-------- Dataset records --------

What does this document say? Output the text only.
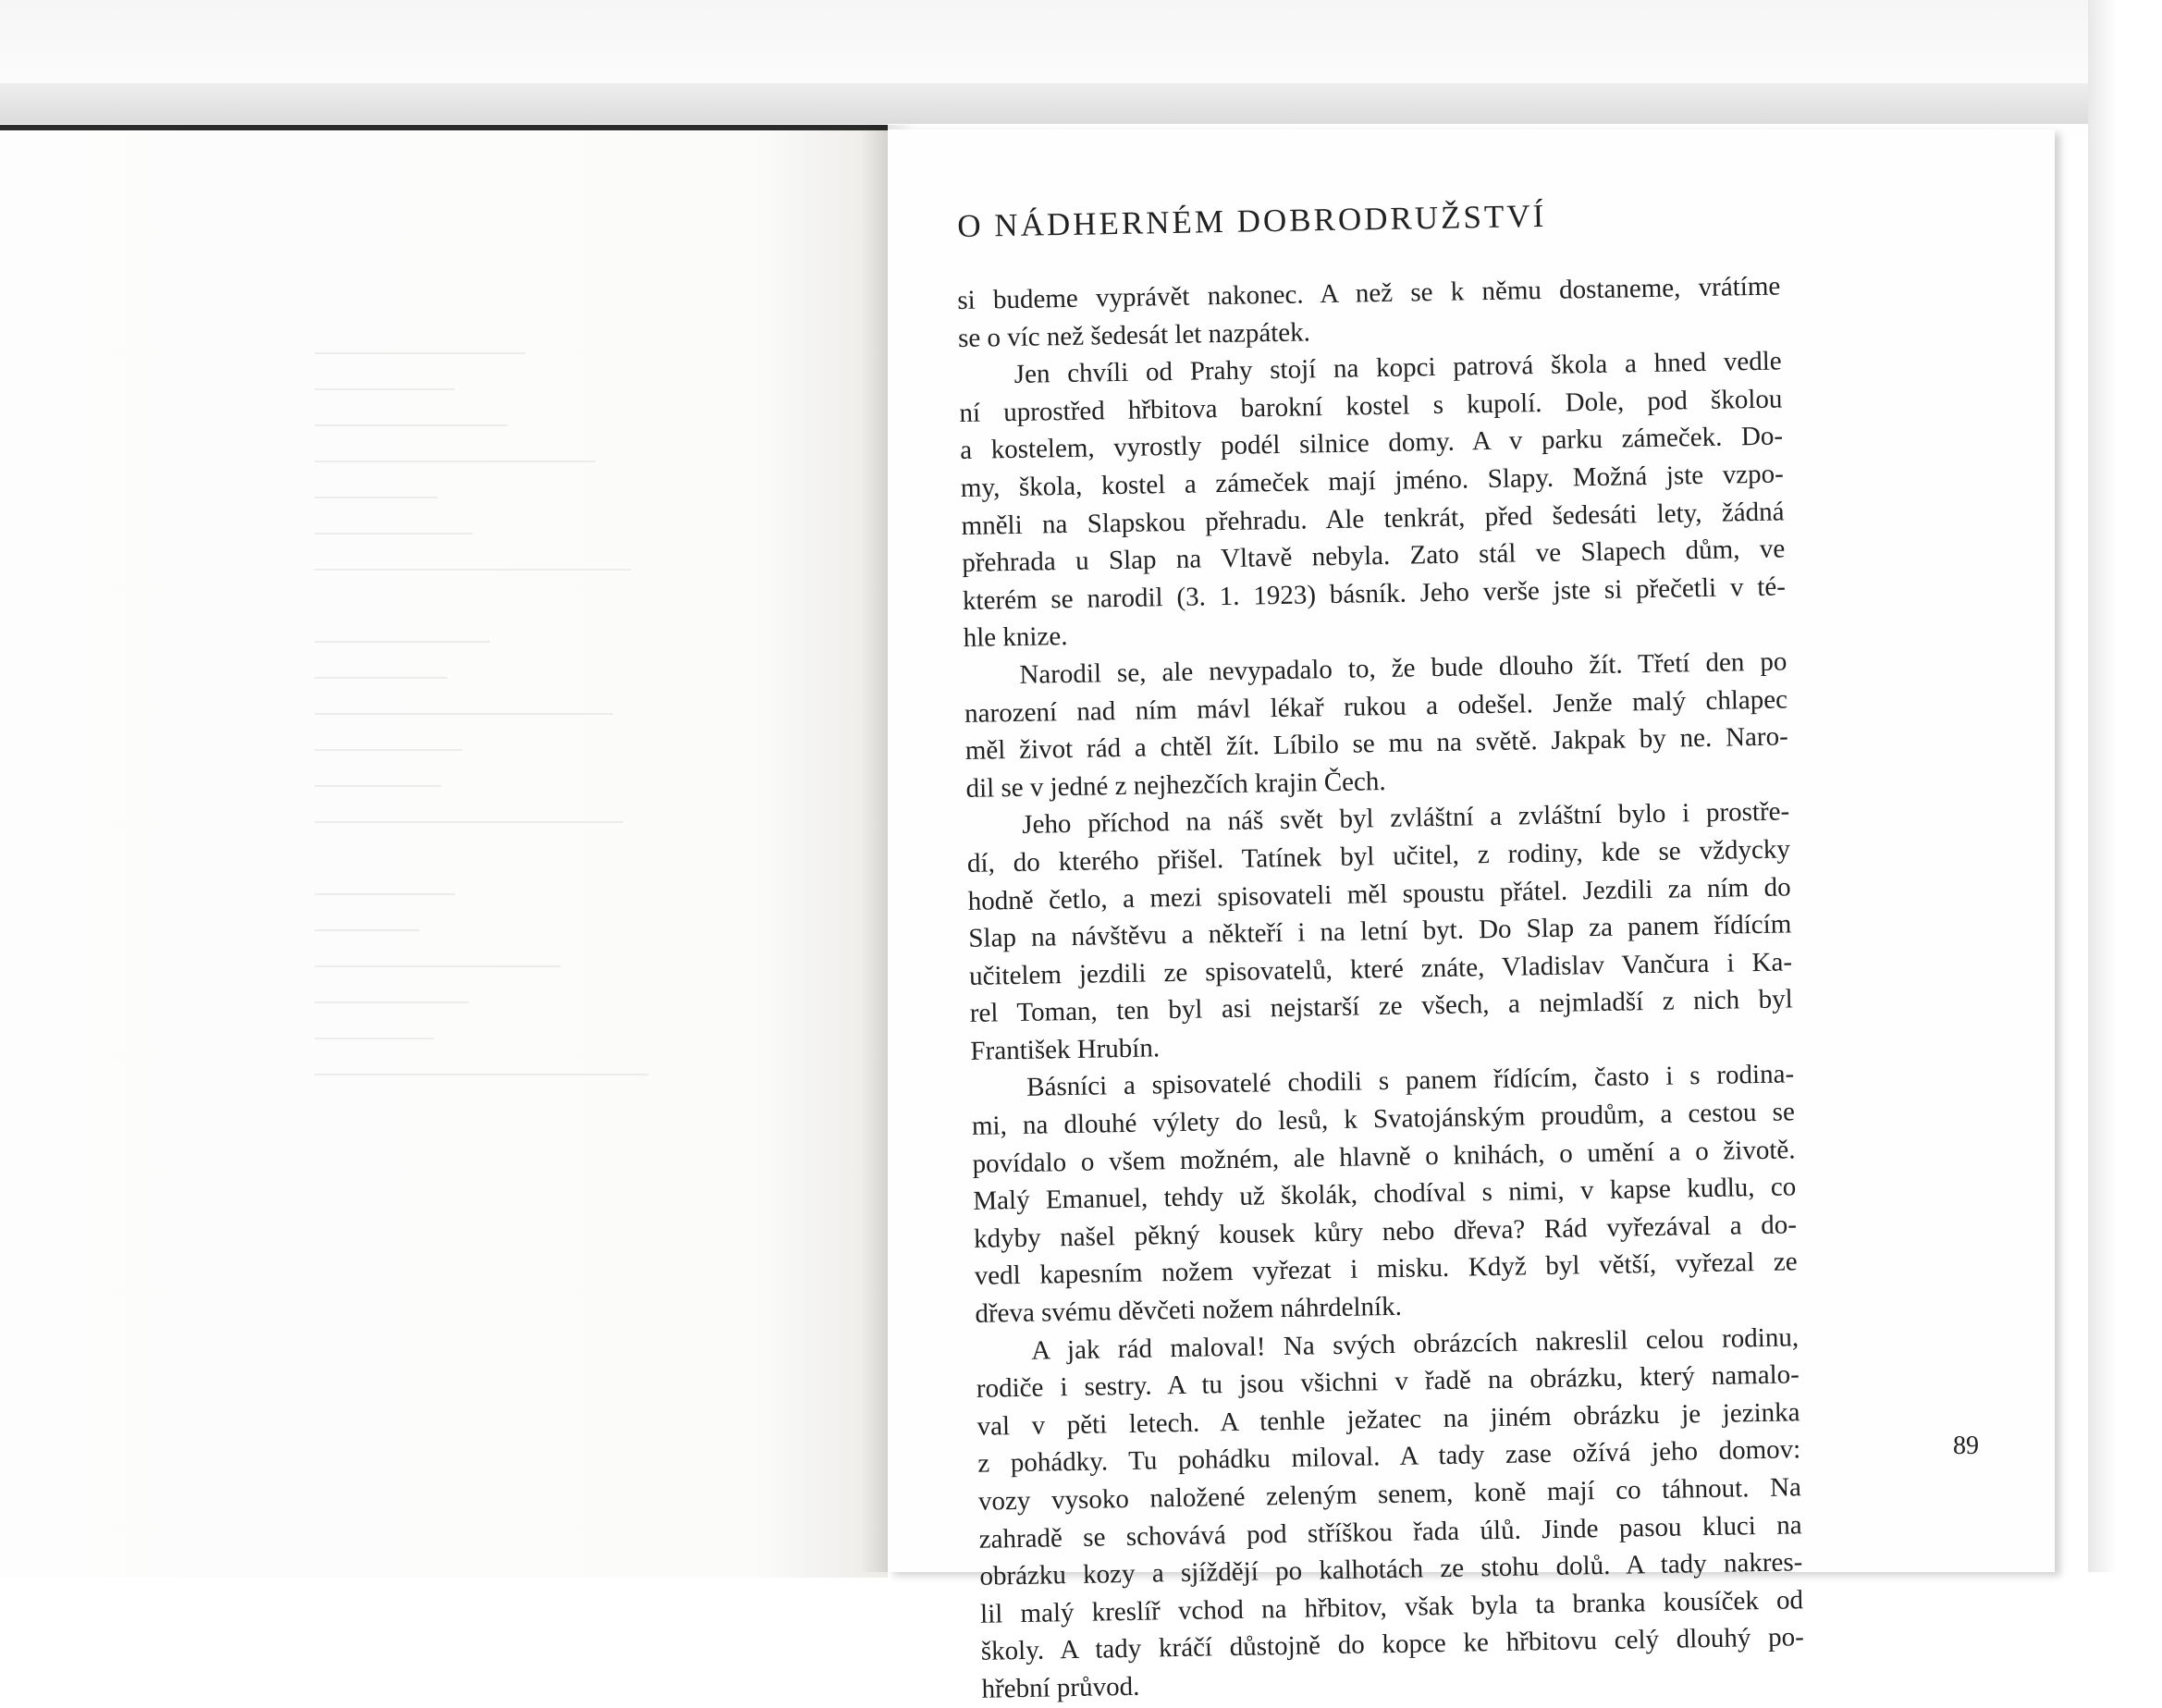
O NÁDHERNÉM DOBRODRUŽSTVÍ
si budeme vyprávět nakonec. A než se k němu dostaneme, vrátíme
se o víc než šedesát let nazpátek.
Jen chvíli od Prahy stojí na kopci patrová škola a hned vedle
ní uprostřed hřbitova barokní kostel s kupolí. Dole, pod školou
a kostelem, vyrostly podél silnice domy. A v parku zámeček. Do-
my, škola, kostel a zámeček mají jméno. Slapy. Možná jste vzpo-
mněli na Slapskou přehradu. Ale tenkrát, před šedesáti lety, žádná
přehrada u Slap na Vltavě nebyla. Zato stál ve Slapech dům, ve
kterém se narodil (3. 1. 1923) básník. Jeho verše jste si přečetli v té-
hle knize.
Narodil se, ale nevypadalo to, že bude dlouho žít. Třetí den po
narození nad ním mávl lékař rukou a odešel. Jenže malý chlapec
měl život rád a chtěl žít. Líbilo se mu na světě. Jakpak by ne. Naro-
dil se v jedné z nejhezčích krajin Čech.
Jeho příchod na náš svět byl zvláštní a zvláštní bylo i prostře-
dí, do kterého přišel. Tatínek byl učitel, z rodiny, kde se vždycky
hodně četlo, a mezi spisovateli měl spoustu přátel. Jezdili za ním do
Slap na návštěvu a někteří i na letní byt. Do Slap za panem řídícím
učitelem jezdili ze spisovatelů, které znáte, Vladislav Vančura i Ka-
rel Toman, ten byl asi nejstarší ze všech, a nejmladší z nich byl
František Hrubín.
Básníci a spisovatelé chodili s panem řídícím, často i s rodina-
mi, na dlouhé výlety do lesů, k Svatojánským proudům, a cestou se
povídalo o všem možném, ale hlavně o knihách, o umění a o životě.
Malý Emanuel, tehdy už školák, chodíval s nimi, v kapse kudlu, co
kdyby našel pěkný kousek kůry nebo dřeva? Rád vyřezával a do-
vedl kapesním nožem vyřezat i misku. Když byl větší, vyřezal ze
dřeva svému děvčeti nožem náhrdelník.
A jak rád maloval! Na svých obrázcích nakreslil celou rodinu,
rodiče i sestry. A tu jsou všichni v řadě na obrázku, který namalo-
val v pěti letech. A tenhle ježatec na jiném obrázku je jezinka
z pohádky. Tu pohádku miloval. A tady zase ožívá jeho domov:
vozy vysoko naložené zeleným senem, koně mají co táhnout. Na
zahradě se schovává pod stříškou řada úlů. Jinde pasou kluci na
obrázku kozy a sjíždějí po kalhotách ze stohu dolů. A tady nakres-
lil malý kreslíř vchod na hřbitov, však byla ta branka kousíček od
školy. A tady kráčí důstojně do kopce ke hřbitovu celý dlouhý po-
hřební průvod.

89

--------

▶ **Problem**
Repeat the records word for word. Any picture in them should be left out.

▶ **Response to the exercise**
What does this document say? Output the text only.
O NÁDHERNÉM DOBRODRUŽSTVÍ
si budeme vyprávět nakonec. A než se k němu dostaneme, vrátíme
se o víc než šedesát let nazpátek.
Jen chvíli od Prahy stojí na kopci patrová škola a hned vedle
ní uprostřed hřbitova barokní kostel s kupolí. Dole, pod školou
a kostelem, vyrostly podél silnice domy. A v parku zámeček. Do-
my, škola, kostel a zámeček mají jméno. Slapy. Možná jste vzpo-
mněli na Slapskou přehradu. Ale tenkrát, před šedesáti lety, žádná
přehrada u Slap na Vltavě nebyla. Zato stál ve Slapech dům, ve
kterém se narodil (3. 1. 1923) básník. Jeho verše jste si přečetli v té-
hle knize.
Narodil se, ale nevypadalo to, že bude dlouho žít. Třetí den po
narození nad ním mávl lékař rukou a odešel. Jenže malý chlapec
měl život rád a chtěl žít. Líbilo se mu na světě. Jakpak by ne. Naro-
dil se v jedné z nejhezčích krajin Čech.
Jeho příchod na náš svět byl zvláštní a zvláštní bylo i prostře-
dí, do kterého přišel. Tatínek byl učitel, z rodiny, kde se vždycky
hodně četlo, a mezi spisovateli měl spoustu přátel. Jezdili za ním do
Slap na návštěvu a někteří i na letní byt. Do Slap za panem řídícím
učitelem jezdili ze spisovatelů, které znáte, Vladislav Vančura i Ka-
rel Toman, ten byl asi nejstarší ze všech, a nejmladší z nich byl
František Hrubín.
Básníci a spisovatelé chodili s panem řídícím, často i s rodina-
mi, na dlouhé výlety do lesů, k Svatojánským proudům, a cestou se
povídalo o všem možném, ale hlavně o knihách, o umění a o životě.
Malý Emanuel, tehdy už školák, chodíval s nimi, v kapse kudlu, co
kdyby našel pěkný kousek kůry nebo dřeva? Rád vyřezával a do-
vedl kapesním nožem vyřezat i misku. Když byl větší, vyřezal ze
dřeva svému děvčeti nožem náhrdelník.
A jak rád maloval! Na svých obrázcích nakreslil celou rodinu,
rodiče i sestry. A tu jsou všichni v řadě na obrázku, který namalo-
val v pěti letech. A tenhle ježatec na jiném obrázku je jezinka
z pohádky. Tu pohádku miloval. A tady zase ožívá jeho domov:
vozy vysoko naložené zeleným senem, koně mají co táhnout. Na
zahradě se schovává pod stříškou řada úlů. Jinde pasou kluci na
obrázku kozy a sjíždějí po kalhotách ze stohu dolů. A tady nakres-
lil malý kreslíř vchod na hřbitov, však byla ta branka kousíček od
školy. A tady kráčí důstojně do kopce ke hřbitovu celý dlouhý po-
hřební průvod.

89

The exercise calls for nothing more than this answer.